START Passage

Calculate edit distance recursively . Takes a lot of time !!!.

In [26]:
def editDistRecursive(x, y):
    # This implementation is very slow
    if len(x) == 0:
        return len(y)
    elif len(y) == 0:
        return len(x)
    else:
        distHor = editDistRecursive(x[:-1], y) + 1
        distVer = editDistRecursive(x, y[:-1]) + 1
        if x[-1] == y[-1]:
            distDiag = editDistRecursive(x[:-1], y[:-1])
        else:
            distDiag = editDistRecursive(x[:-1], y[:-1]) + 1
        return min(distHor, distVer, distDiag)

Implement edit distance through dynamic programming. Much Faster !!

In [27]:
def editDistance(x, y):
    # Create distance matrix
    D = []
    for i in range(len(x)+1):
        D.append([0]*(len(y)+1))
    # Initialize first row and column of matrix
    for i in range(len(x)+1):
        D[i][0] = i
    for i in range(len(y)+1):
        D[0][i] = i
    # Fill in the rest of the matrix
    for i in range(1, len(x)+1):
        for j in range(1, len(y)+1):
            distHor = D[i][j-1] + 1
            distVer = D[i-1][j] + 1
            if x[i-1] == y[j-1]:
                distDiag = D[i-1][j-1]
            else:
                distDiag = D[i-1][j-1] + 1
            D[i][j] = min(distHor, distVer, distDiag)
    # Edit distance is the value in the bottom right corner of the matrix
    return D[-1][-1]

Time taken for recursive algorithm

In [28]:
%%time
x = 'shake spea'
y = 'Shakespear'
editDistRecursive(x, y)

Wall time: 3.26 s


3

Time taken for dynamic algorithm

In [29]:
%%time
x = 'shake spea'
y = 'Shakespear'
editDistance(x, y)

Wall time: 0 ns


3

Global Alignment

In [30]:
alphabet = ['A', 'C', 'G', 'T']
# define penalty matrix
score = [[0, 4, 2, 4, 8],
         [4, 0, 4, 2, 8],
         [2, 4, 0, 4, 8],
         [4, 2, 4, 0, 8],
         [8, 8, 8, 8, 8]]

In [31]:
def globalAlignment(x, y):
    # Create distance matrix
    D = []
    for i in range(len(x)+1):
        D.append([0] * (len(y)+1))

END Passage
START Information supplied

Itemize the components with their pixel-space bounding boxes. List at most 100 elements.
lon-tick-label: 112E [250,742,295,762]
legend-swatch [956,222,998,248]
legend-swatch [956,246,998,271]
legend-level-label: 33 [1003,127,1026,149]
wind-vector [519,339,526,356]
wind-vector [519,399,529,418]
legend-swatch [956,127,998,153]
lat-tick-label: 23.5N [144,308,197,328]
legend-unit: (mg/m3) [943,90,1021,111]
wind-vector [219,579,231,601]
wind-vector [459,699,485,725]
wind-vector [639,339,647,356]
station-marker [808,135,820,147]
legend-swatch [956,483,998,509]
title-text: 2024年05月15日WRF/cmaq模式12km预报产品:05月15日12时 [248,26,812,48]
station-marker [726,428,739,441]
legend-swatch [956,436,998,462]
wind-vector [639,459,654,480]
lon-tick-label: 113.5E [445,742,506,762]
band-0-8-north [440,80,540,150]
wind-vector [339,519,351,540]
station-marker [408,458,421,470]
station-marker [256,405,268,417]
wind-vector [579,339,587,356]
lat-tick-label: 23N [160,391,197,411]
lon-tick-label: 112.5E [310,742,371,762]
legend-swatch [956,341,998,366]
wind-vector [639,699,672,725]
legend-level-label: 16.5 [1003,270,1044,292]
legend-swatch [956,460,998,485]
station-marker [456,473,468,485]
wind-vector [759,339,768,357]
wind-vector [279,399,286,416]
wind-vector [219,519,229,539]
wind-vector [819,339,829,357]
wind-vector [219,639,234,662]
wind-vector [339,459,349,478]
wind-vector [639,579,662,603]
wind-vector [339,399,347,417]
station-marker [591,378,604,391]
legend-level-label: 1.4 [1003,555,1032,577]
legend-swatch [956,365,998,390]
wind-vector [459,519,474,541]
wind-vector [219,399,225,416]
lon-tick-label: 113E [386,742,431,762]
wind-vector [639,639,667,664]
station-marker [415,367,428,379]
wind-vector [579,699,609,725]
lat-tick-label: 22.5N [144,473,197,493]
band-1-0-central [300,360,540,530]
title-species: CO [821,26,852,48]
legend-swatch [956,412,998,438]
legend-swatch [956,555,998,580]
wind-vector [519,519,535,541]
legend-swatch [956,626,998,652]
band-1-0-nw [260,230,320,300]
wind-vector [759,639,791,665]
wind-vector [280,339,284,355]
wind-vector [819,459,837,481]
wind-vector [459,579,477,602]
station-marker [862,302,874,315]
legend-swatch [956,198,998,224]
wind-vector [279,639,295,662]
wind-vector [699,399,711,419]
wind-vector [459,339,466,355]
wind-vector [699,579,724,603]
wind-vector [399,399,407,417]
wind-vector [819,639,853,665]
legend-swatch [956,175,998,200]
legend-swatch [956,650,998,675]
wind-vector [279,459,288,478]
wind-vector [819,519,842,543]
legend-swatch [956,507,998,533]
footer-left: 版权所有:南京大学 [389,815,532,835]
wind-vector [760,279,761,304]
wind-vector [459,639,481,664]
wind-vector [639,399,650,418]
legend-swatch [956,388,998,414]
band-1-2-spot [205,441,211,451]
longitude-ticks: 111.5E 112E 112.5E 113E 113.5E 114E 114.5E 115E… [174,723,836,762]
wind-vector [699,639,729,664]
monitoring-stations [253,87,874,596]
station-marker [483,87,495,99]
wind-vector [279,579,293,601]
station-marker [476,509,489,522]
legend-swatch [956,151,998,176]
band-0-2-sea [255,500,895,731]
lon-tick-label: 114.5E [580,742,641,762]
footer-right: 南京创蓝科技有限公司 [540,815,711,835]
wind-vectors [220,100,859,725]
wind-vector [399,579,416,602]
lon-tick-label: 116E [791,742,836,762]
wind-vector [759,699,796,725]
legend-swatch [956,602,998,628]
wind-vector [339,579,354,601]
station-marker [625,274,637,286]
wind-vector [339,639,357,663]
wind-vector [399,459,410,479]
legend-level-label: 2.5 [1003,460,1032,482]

END Information supplied

§ **Tasks to perform**:
(1) According to the edit distance walkthrough, why is the dynamic programming version the better choice?
(2) Continue the edit distance walkthrough from its last line.

§ **Your written answers**:
(1) Both versions were run on 'shake spea' and 'Shakespear' and both returned 3. The recursive version took 3.26 s of wall time, but the dynamic programming version took 0 ns.

(2)
    # Initialize first column
    for i in range(1, len(x)+1):
        D[i][0] = D[i-1][0] + score[alphabet.index(x[i-1])][-1]

    # Initialize first row
    for j in range(1,len(y)+1):
        D[0][j] = D[0][j-1] + score[-1][alphabet.index(y[j-1])]
        
    # Fill rest of the matrix
    for i in range(1, len(x)+1):
        for j in range(1, len(y)+1):
            distHor = D[i][j-1] + score[-1][alphabet.index(y[j-1])]
            distVer = D[i-1][j] + score[alphabet.index(x[i-1])][-1]
            distDiag = D[i-1][j-1] + score[alphabet.index(x[i-1])][alphabet.index(y[j-1])]
            D[i][j] = min(distHor, distVer, distDiag)
    
    return D[-1][-1]  # return value in bottom right corner

In [32]:
x = 'TATGTCATGC'
y = 'TATGGCAGC'
print(globalAlignment(x,y))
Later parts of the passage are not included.